::: Source material

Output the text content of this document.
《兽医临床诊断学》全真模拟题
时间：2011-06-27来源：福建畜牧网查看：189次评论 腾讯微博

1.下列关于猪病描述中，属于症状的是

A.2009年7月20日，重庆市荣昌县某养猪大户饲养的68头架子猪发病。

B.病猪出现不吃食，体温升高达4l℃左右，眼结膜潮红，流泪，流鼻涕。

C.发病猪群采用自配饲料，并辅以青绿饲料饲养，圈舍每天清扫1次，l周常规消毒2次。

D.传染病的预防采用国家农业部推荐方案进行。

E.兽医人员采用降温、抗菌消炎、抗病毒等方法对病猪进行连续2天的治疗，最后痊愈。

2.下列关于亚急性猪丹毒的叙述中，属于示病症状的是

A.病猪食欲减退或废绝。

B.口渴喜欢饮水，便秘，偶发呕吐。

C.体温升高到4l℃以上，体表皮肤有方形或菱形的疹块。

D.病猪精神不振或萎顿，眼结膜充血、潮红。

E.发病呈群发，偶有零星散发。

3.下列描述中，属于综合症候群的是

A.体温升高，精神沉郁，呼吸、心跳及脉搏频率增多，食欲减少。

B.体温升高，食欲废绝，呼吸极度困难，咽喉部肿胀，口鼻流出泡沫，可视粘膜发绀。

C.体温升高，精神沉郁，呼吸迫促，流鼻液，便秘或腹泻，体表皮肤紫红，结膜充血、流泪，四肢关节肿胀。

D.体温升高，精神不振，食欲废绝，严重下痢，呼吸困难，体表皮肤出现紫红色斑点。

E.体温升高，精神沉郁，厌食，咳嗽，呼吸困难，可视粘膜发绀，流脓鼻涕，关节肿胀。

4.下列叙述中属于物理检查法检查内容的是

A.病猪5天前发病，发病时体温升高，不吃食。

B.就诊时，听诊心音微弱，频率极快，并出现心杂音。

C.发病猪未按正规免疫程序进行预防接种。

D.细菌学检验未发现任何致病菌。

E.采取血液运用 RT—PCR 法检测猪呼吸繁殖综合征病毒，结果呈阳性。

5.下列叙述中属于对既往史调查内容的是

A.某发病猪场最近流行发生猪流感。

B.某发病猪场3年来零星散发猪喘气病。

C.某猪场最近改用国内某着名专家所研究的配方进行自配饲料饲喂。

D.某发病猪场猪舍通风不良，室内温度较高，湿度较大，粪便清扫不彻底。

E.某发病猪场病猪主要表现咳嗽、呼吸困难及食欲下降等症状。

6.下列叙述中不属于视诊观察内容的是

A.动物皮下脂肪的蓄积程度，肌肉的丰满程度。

::::::

## Instructions for the task
Repeat every record, exactly as written.

## Response to the exercise
Output the text content of this document.
《兽医临床诊断学》全真模拟题
时间：2011-06-27来源：福建畜牧网查看：189次评论 腾讯微博

1.下列关于猪病描述中，属于症状的是

A.2009年7月20日，重庆市荣昌县某养猪大户饲养的68头架子猪发病。

B.病猪出现不吃食，体温升高达4l℃左右，眼结膜潮红，流泪，流鼻涕。

C.发病猪群采用自配饲料，并辅以青绿饲料饲养，圈舍每天清扫1次，l周常规消毒2次。

D.传染病的预防采用国家农业部推荐方案进行。

E.兽医人员采用降温、抗菌消炎、抗病毒等方法对病猪进行连续2天的治疗，最后痊愈。

2.下列关于亚急性猪丹毒的叙述中，属于示病症状的是

A.病猪食欲减退或废绝。

B.口渴喜欢饮水，便秘，偶发呕吐。

C.体温升高到4l℃以上，体表皮肤有方形或菱形的疹块。

D.病猪精神不振或萎顿，眼结膜充血、潮红。

E.发病呈群发，偶有零星散发。

3.下列描述中，属于综合症候群的是

A.体温升高，精神沉郁，呼吸、心跳及脉搏频率增多，食欲减少。

B.体温升高，食欲废绝，呼吸极度困难，咽喉部肿胀，口鼻流出泡沫，可视粘膜发绀。

C.体温升高，精神沉郁，呼吸迫促，流鼻液，便秘或腹泻，体表皮肤紫红，结膜充血、流泪，四肢关节肿胀。

D.体温升高，精神不振，食欲废绝，严重下痢，呼吸困难，体表皮肤出现紫红色斑点。

E.体温升高，精神沉郁，厌食，咳嗽，呼吸困难，可视粘膜发绀，流脓鼻涕，关节肿胀。

4.下列叙述中属于物理检查法检查内容的是

A.病猪5天前发病，发病时体温升高，不吃食。

B.就诊时，听诊心音微弱，频率极快，并出现心杂音。

C.发病猪未按正规免疫程序进行预防接种。

D.细菌学检验未发现任何致病菌。

E.采取血液运用 RT—PCR 法检测猪呼吸繁殖综合征病毒，结果呈阳性。

5.下列叙述中属于对既往史调查内容的是

A.某发病猪场最近流行发生猪流感。

B.某发病猪场3年来零星散发猪喘气病。

C.某猪场最近改用国内某着名专家所研究的配方进行自配饲料饲喂。

D.某发病猪场猪舍通风不良，室内温度较高，湿度较大，粪便清扫不彻底。

E.某发病猪场病猪主要表现咳嗽、呼吸困难及食欲下降等症状。

6.下列叙述中不属于视诊观察内容的是

A.动物皮下脂肪的蓄积程度，肌肉的丰满程度。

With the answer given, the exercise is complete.